◆ Given information:
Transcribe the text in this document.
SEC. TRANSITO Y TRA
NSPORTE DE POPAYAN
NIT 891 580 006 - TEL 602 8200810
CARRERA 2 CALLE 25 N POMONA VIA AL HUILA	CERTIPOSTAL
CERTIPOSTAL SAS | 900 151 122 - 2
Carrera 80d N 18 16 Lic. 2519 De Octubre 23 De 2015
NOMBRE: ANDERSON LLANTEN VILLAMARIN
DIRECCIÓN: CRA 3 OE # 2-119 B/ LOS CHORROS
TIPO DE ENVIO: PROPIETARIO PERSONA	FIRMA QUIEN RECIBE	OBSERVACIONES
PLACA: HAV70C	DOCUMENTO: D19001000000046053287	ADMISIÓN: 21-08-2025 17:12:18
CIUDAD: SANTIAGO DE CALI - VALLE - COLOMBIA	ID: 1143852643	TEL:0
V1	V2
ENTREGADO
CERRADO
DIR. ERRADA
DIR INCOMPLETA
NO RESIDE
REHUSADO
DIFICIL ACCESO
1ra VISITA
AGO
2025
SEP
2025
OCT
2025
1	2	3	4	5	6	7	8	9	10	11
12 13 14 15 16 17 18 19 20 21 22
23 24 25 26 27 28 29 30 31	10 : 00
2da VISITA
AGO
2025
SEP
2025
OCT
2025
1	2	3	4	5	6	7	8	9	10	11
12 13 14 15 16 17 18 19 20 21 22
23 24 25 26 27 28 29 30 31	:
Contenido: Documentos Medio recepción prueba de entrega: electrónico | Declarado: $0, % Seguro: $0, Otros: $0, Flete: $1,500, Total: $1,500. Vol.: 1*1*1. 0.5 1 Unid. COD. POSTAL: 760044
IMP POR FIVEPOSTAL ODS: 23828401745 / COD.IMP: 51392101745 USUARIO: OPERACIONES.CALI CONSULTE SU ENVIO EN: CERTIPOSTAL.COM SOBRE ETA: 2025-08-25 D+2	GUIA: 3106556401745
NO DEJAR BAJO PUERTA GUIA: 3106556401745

◆ Set task: Each line above is to be repeated exactly.

◆ Response:
Transcribe the text in this document.
SEC. TRANSITO Y TRA
NSPORTE DE POPAYAN
NIT 891 580 006 - TEL 602 8200810
CARRERA 2 CALLE 25 N POMONA VIA AL HUILA	CERTIPOSTAL
CERTIPOSTAL SAS | 900 151 122 - 2
Carrera 80d N 18 16 Lic. 2519 De Octubre 23 De 2015
NOMBRE: ANDERSON LLANTEN VILLAMARIN
DIRECCIÓN: CRA 3 OE # 2-119 B/ LOS CHORROS
TIPO DE ENVIO: PROPIETARIO PERSONA	FIRMA QUIEN RECIBE	OBSERVACIONES
PLACA: HAV70C	DOCUMENTO: D19001000000046053287	ADMISIÓN: 21-08-2025 17:12:18
CIUDAD: SANTIAGO DE CALI - VALLE - COLOMBIA	ID: 1143852643	TEL:0
V1	V2
ENTREGADO
CERRADO
DIR. ERRADA
DIR INCOMPLETA
NO RESIDE
REHUSADO
DIFICIL ACCESO
1ra VISITA
AGO
2025
SEP
2025
OCT
2025
1	2	3	4	5	6	7	8	9	10	11
12 13 14 15 16 17 18 19 20 21 22
23 24 25 26 27 28 29 30 31	10 : 00
2da VISITA
AGO
2025
SEP
2025
OCT
2025
1	2	3	4	5	6	7	8	9	10	11
12 13 14 15 16 17 18 19 20 21 22
23 24 25 26 27 28 29 30 31	:
Contenido: Documentos Medio recepción prueba de entrega: electrónico | Declarado: $0, % Seguro: $0, Otros: $0, Flete: $1,500, Total: $1,500. Vol.: 1*1*1. 0.5 1 Unid. COD. POSTAL: 760044
IMP POR FIVEPOSTAL ODS: 23828401745 / COD.IMP: 51392101745 USUARIO: OPERACIONES.CALI CONSULTE SU ENVIO EN: CERTIPOSTAL.COM SOBRE ETA: 2025-08-25 D+2	GUIA: 3106556401745
NO DEJAR BAJO PUERTA GUIA: 3106556401745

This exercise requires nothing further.